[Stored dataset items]
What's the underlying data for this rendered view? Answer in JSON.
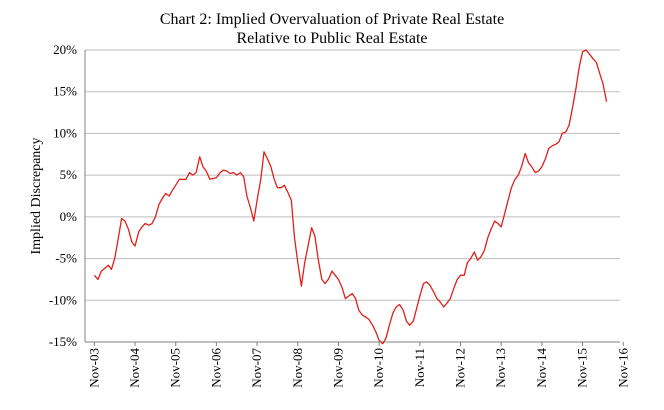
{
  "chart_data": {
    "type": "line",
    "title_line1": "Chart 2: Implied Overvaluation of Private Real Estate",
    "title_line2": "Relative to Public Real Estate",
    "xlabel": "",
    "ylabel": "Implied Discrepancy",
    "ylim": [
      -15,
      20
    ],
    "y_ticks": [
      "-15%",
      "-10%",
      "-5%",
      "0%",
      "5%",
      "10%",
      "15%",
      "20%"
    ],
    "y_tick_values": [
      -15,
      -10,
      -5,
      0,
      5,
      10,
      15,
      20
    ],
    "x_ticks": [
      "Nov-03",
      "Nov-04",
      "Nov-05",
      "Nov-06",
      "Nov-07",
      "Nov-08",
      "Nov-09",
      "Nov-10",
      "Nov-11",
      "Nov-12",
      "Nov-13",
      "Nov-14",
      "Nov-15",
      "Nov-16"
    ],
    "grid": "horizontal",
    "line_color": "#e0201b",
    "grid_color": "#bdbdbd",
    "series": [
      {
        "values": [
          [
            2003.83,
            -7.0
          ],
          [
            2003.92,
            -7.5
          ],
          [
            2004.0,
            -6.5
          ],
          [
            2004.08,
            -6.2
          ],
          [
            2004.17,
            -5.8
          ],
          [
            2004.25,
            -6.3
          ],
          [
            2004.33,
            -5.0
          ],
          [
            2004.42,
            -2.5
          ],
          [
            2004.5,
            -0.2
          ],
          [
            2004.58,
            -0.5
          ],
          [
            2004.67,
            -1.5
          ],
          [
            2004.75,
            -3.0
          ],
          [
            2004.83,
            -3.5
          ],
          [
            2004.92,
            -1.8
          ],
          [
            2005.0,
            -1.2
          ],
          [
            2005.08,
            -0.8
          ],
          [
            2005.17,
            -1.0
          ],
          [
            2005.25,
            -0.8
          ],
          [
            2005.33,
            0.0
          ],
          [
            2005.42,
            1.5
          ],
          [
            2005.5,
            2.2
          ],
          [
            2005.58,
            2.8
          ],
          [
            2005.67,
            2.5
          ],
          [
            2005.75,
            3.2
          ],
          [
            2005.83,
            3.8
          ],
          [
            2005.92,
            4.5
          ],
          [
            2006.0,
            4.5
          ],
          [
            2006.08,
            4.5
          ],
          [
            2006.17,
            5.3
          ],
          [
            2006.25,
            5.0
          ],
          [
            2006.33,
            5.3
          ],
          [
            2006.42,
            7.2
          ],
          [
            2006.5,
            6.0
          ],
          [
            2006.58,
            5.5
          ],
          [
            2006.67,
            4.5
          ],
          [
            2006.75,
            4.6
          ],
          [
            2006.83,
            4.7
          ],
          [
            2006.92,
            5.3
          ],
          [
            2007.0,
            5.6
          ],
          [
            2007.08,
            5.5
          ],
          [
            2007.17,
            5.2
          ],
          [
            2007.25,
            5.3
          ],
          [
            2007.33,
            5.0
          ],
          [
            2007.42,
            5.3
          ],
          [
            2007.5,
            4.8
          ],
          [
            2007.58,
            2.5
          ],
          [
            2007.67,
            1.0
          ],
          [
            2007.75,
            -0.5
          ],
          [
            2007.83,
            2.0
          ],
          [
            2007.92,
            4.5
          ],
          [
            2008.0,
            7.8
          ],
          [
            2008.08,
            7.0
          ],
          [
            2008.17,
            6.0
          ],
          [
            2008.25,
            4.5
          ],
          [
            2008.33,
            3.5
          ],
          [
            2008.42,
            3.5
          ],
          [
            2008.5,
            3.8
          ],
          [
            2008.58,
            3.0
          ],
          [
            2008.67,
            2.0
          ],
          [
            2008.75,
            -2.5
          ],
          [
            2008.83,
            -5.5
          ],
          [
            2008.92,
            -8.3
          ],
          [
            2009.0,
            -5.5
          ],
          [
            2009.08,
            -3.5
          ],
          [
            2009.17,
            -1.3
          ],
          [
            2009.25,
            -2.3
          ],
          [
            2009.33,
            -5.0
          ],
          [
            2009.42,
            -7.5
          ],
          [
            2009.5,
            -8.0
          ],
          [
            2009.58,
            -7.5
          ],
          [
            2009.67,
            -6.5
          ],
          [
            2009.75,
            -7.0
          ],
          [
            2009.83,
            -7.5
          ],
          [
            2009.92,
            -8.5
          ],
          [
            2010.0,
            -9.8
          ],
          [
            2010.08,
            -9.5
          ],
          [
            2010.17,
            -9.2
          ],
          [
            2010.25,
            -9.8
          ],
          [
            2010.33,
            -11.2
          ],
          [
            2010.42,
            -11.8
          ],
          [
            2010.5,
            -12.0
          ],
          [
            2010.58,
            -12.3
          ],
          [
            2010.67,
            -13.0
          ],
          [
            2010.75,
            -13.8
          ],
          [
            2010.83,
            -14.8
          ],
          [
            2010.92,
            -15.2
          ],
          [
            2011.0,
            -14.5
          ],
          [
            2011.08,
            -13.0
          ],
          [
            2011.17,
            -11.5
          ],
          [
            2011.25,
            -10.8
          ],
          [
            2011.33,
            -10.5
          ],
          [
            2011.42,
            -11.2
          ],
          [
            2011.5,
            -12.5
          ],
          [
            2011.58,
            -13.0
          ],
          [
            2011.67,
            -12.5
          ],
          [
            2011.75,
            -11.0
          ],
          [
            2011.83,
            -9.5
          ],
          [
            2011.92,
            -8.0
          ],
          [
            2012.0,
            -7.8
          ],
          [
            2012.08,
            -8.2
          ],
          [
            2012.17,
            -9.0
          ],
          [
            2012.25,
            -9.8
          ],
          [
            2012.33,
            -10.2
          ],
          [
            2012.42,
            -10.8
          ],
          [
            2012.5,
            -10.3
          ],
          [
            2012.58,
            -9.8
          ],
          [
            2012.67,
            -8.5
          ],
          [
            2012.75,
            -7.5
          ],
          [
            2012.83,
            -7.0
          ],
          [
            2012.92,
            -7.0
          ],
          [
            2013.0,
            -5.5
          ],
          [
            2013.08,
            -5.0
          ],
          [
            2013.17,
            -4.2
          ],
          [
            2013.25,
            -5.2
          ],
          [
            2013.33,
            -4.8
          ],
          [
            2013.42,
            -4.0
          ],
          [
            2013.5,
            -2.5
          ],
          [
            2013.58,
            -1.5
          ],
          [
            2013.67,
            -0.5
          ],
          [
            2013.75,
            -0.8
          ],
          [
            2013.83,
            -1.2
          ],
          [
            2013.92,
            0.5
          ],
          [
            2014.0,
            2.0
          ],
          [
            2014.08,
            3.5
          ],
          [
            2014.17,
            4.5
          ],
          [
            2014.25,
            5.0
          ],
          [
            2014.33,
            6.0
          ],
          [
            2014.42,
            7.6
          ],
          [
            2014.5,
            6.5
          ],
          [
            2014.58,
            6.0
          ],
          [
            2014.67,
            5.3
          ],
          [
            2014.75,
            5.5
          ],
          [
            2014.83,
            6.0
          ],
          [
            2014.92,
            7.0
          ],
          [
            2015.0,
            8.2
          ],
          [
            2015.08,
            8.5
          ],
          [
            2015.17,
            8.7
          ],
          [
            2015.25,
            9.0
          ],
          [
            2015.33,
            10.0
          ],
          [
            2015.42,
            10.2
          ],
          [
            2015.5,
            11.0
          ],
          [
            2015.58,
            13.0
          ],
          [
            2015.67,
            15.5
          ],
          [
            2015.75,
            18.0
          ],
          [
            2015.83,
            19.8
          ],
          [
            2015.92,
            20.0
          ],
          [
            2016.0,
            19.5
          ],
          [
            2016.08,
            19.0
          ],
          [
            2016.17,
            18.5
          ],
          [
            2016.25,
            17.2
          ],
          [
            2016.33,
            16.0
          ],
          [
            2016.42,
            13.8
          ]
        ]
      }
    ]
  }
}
==
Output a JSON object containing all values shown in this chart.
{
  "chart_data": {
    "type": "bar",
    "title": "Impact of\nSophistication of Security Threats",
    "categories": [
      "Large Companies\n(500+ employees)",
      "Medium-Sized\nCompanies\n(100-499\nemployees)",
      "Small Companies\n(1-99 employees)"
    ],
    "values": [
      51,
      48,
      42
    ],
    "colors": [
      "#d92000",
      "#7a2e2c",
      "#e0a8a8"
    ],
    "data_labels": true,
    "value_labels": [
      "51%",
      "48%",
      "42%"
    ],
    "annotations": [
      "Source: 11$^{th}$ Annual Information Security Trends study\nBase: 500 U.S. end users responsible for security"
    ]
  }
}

### What you are asked to do
Within the data above, pick out all lines holding the word "Real".

### Final result
    "title_line1": "Chart 2: Implied Overvaluation of Private Real Estate",
    "title_line2": "Relative to Public Real Estate",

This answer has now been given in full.